» **Problem to solve**: Give the number of lines in the data that contain "screenshot", and nothing more.

» **Recorded data**:
◇ ◇ ◇ ◇ ◇

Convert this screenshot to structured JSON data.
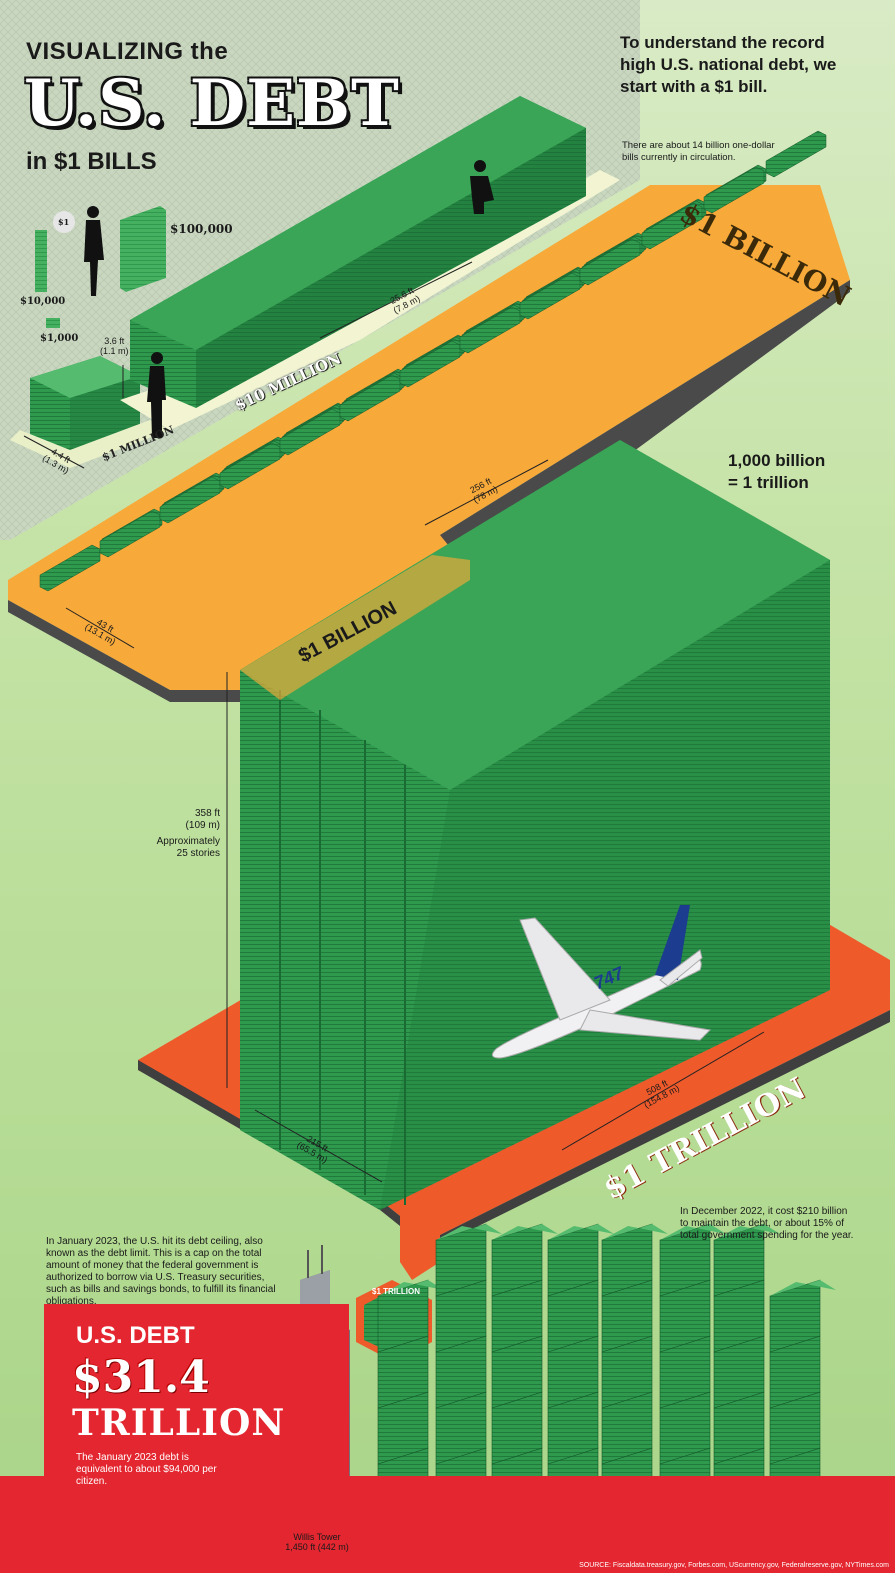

◇ ◇ ◇ ◇ ◇

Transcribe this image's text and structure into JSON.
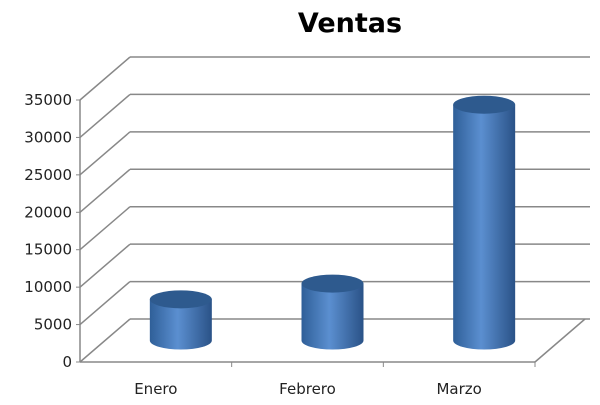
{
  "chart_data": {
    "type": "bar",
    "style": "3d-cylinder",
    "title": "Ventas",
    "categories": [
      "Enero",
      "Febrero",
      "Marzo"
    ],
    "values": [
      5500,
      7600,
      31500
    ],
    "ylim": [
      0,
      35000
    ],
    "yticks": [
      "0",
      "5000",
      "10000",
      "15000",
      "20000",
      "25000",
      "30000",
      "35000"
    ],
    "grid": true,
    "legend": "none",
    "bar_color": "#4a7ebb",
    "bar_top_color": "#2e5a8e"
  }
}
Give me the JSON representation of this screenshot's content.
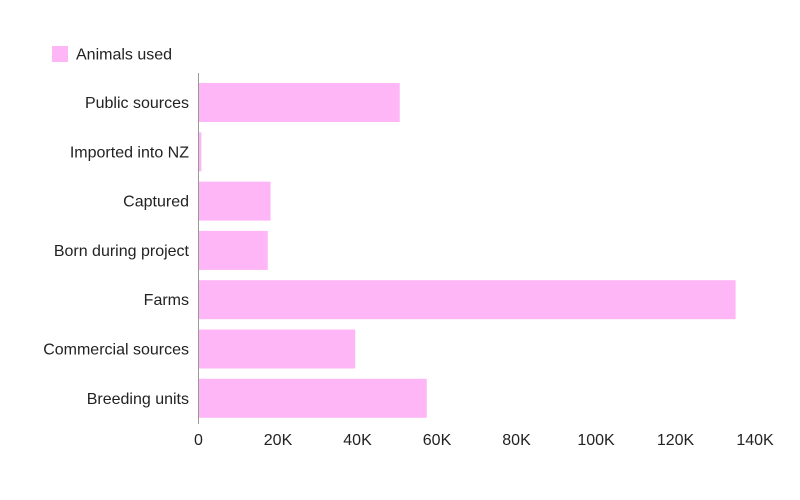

◇ ◇ ◇ ◇ ◇

» **Reply to the task**: 2